[Document section]
Exploring co-benefits of green cooling in China

By Xu Wang, IIASA Young Scientists Summer Program (YSSP) alumnus and Assistant Professor at Beijing University of Technology and Pallav Purohit, researcher in the IIASA Air Quality and Greenhouse Gases Program.

Xu Wang and Pallav Purohit write about their recent study in which they found that accelerating the transition to climate-friendly and energy-efficient air conditioning in the Chinese residential building sector could expedite building a low-carbon society in China.

© Shao-chun Wang | Dreamstime.com

China saw the fastest growth worldwide in energy demand for space cooling in buildings over the last two decades, increasing at 13% per year since 2000 and reaching nearly 400 terawatt-hours (TWh) of electricity consumption in 2017. This growth was largely driven by increasing income and growing demand for thermal comfort. As a result, space cooling accounted for more than 10% of total electricity growth in China since 2010 and around 16% of peak electricity load in 2017. That share can reach as much as 50% of peak electricity demand on extremely hot days, as seen in recent summers. Cooling-related carbon dioxide (CO2) emissions from electricity consumption consequently increased fivefold between 2000 and 2017, given the strong reliance on coal-fired power generation in China [1].

[Parts of the exercise]
a: List every percentage figure given in the article on green cooling in China.
b: Write the next part of the article on green cooling in China, picking up after its last sentence.

[Document understanding data]
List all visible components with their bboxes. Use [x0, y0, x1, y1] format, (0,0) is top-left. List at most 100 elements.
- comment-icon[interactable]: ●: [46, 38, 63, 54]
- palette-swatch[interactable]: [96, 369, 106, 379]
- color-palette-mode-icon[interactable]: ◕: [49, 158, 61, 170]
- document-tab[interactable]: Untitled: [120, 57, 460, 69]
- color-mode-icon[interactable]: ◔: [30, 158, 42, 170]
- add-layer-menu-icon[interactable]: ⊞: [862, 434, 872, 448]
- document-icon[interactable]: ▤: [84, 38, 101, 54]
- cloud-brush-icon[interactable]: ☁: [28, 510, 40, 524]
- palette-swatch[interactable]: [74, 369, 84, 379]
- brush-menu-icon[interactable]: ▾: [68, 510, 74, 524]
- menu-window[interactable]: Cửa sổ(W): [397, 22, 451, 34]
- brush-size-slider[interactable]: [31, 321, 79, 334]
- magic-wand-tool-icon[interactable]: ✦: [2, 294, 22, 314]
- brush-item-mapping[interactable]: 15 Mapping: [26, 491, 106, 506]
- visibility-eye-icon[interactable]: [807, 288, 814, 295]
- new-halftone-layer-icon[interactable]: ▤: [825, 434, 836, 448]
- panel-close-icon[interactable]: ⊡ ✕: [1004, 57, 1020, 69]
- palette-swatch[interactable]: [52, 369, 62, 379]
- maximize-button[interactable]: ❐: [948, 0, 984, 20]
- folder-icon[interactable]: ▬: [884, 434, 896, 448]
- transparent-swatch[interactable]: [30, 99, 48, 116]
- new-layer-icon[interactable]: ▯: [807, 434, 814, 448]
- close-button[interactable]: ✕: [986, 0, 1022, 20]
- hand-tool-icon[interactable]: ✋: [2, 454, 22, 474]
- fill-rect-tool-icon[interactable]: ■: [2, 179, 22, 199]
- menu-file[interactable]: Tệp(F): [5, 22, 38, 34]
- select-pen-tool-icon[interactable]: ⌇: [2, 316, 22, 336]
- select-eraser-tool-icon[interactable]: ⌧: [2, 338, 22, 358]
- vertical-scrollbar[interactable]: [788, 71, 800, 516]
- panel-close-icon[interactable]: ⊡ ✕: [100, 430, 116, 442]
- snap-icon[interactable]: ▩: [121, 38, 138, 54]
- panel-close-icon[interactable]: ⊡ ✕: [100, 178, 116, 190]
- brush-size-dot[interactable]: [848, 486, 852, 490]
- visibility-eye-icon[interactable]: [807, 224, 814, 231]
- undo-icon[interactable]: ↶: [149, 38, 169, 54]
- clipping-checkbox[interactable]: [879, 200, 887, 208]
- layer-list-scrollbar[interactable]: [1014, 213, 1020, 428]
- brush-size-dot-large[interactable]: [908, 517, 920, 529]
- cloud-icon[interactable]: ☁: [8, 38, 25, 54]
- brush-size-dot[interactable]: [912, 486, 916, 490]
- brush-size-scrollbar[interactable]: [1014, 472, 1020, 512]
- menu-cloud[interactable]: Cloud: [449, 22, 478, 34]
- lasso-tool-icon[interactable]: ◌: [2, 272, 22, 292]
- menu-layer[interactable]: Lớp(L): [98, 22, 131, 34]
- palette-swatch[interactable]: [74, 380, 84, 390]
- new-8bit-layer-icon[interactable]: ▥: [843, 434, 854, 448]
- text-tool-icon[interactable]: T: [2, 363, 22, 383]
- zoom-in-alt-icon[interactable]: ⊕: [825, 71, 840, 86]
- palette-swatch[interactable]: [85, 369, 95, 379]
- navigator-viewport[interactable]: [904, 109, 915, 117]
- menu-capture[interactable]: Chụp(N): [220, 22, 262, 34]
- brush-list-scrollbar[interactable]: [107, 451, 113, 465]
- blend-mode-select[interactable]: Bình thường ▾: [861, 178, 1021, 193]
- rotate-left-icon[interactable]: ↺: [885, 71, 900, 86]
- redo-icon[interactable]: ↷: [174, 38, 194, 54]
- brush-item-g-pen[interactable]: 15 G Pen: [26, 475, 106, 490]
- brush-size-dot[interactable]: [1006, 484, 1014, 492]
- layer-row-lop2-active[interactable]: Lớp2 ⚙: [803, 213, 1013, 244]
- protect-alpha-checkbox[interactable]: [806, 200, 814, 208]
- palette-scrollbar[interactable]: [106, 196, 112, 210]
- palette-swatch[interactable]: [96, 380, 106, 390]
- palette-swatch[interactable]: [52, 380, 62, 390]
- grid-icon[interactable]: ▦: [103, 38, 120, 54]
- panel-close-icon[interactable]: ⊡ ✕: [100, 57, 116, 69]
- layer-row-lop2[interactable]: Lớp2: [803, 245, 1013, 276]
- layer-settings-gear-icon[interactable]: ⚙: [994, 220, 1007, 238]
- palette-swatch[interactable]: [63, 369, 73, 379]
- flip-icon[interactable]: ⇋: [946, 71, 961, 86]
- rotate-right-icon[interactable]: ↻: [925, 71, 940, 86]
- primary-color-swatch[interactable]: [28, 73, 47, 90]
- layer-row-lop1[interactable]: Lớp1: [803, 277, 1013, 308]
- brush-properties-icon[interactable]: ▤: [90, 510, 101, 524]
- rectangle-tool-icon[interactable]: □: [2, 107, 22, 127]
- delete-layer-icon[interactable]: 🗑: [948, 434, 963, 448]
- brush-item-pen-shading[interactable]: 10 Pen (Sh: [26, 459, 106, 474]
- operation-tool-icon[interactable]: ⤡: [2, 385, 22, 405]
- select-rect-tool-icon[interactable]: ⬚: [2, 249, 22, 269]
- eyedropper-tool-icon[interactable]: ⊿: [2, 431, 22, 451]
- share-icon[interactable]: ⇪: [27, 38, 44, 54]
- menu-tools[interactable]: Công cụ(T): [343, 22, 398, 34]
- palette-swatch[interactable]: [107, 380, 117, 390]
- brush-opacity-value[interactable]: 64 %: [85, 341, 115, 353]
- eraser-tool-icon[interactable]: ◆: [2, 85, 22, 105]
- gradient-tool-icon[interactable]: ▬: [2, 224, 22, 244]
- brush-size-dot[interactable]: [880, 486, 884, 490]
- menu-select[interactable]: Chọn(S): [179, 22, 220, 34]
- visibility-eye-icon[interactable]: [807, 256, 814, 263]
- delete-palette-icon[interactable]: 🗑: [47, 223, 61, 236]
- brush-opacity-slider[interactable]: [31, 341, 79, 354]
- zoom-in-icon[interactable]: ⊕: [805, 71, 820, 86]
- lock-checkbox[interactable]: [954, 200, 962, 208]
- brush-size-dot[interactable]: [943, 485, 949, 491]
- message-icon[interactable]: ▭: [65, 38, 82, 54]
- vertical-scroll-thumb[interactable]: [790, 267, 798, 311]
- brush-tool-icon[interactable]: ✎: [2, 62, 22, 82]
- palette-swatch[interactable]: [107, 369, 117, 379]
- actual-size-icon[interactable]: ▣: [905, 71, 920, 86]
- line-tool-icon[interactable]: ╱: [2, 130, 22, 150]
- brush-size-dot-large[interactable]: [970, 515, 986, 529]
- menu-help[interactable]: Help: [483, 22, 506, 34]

[Results for each task]
a: 13%, more than 10%, around 16%, as much as 50%

b:
In our recent publication in the journal Environmental Science and Technology, we used a bottom-up modeling approach to predict the penetration rate of room air conditioners in the residential building sector of China at the provincial level, taking urban-rural heterogeneity into account. Our results reveal that increasing income, growing demand for thermal comfort, and warmer climatic conditions, could drive an increase in the stock of room air conditioners in China from 568 million units in 2015 to 997 million units in 2030, and 1.1 billion units in 2050. In urban China, room air conditioner ownership per 100 households is expected to increase from 114 units in 2015 to 219 units in 2030, and 225 units in 2050, with slow growth after 2040 due to the saturation of room air conditioners in the country’s urban households. Ownership of room air conditioners per 100 households in rural China could increase from 48 units in 2015 to 147 units in 2030 and 208 units in 2050 [2].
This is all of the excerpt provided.